_DO THIS_: Extract the listing below in full, unchanged.

<<<<

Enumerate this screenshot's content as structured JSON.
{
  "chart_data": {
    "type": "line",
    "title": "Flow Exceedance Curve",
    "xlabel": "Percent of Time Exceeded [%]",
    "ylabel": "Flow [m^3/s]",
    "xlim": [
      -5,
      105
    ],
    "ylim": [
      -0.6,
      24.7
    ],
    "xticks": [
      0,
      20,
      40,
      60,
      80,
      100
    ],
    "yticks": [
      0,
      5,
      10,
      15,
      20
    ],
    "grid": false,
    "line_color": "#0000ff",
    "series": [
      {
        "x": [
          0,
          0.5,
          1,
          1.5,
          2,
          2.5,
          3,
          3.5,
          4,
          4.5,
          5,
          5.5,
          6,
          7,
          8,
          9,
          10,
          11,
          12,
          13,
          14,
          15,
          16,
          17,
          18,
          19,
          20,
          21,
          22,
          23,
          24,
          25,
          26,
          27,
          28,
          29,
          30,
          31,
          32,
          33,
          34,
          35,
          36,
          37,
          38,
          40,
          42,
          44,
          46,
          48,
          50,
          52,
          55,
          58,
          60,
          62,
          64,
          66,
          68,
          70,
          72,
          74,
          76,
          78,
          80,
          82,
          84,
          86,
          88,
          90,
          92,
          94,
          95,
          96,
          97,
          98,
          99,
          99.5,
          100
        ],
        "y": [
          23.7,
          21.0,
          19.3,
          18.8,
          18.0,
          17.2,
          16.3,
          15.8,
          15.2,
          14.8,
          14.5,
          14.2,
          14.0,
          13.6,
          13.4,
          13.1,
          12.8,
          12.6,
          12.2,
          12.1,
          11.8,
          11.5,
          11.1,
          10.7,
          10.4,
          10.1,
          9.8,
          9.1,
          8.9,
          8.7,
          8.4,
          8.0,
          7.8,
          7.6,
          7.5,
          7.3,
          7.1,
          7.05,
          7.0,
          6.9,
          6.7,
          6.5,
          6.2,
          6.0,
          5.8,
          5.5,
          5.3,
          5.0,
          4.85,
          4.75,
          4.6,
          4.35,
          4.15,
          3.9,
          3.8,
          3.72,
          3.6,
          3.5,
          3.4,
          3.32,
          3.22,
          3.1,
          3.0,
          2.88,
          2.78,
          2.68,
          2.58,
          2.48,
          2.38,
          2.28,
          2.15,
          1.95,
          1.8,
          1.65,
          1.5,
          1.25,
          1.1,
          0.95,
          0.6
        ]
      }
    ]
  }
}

>>>>

_TASK OUTPUT_:
Enumerate this screenshot's content as structured JSON.
{
  "chart_data": {
    "type": "line",
    "title": "Flow Exceedance Curve",
    "xlabel": "Percent of Time Exceeded [%]",
    "ylabel": "Flow [m^3/s]",
    "xlim": [
      -5,
      105
    ],
    "ylim": [
      -0.6,
      24.7
    ],
    "xticks": [
      0,
      20,
      40,
      60,
      80,
      100
    ],
    "yticks": [
      0,
      5,
      10,
      15,
      20
    ],
    "grid": false,
    "line_color": "#0000ff",
    "series": [
      {
        "x": [
          0,
          0.5,
          1,
          1.5,
          2,
          2.5,
          3,
          3.5,
          4,
          4.5,
          5,
          5.5,
          6,
          7,
          8,
          9,
          10,
          11,
          12,
          13,
          14,
          15,
          16,
          17,
          18,
          19,
          20,
          21,
          22,
          23,
          24,
          25,
          26,
          27,
          28,
          29,
          30,
          31,
          32,
          33,
          34,
          35,
          36,
          37,
          38,
          40,
          42,
          44,
          46,
          48,
          50,
          52,
          55,
          58,
          60,
          62,
          64,
          66,
          68,
          70,
          72,
          74,
          76,
          78,
          80,
          82,
          84,
          86,
          88,
          90,
          92,
          94,
          95,
          96,
          97,
          98,
          99,
          99.5,
          100
        ],
        "y": [
          23.7,
          21.0,
          19.3,
          18.8,
          18.0,
          17.2,
          16.3,
          15.8,
          15.2,
          14.8,
          14.5,
          14.2,
          14.0,
          13.6,
          13.4,
          13.1,
          12.8,
          12.6,
          12.2,
          12.1,
          11.8,
          11.5,
          11.1,
          10.7,
          10.4,
          10.1,
          9.8,
          9.1,
          8.9,
          8.7,
          8.4,
          8.0,
          7.8,
          7.6,
          7.5,
          7.3,
          7.1,
          7.05,
          7.0,
          6.9,
          6.7,
          6.5,
          6.2,
          6.0,
          5.8,
          5.5,
          5.3,
          5.0,
          4.85,
          4.75,
          4.6,
          4.35,
          4.15,
          3.9,
          3.8,
          3.72,
          3.6,
          3.5,
          3.4,
          3.32,
          3.22,
          3.1,
          3.0,
          2.88,
          2.78,
          2.68,
          2.58,
          2.48,
          2.38,
          2.28,
          2.15,
          1.95,
          1.8,
          1.65,
          1.5,
          1.25,
          1.1,
          0.95,
          0.6
        ]
      }
    ]
  }
}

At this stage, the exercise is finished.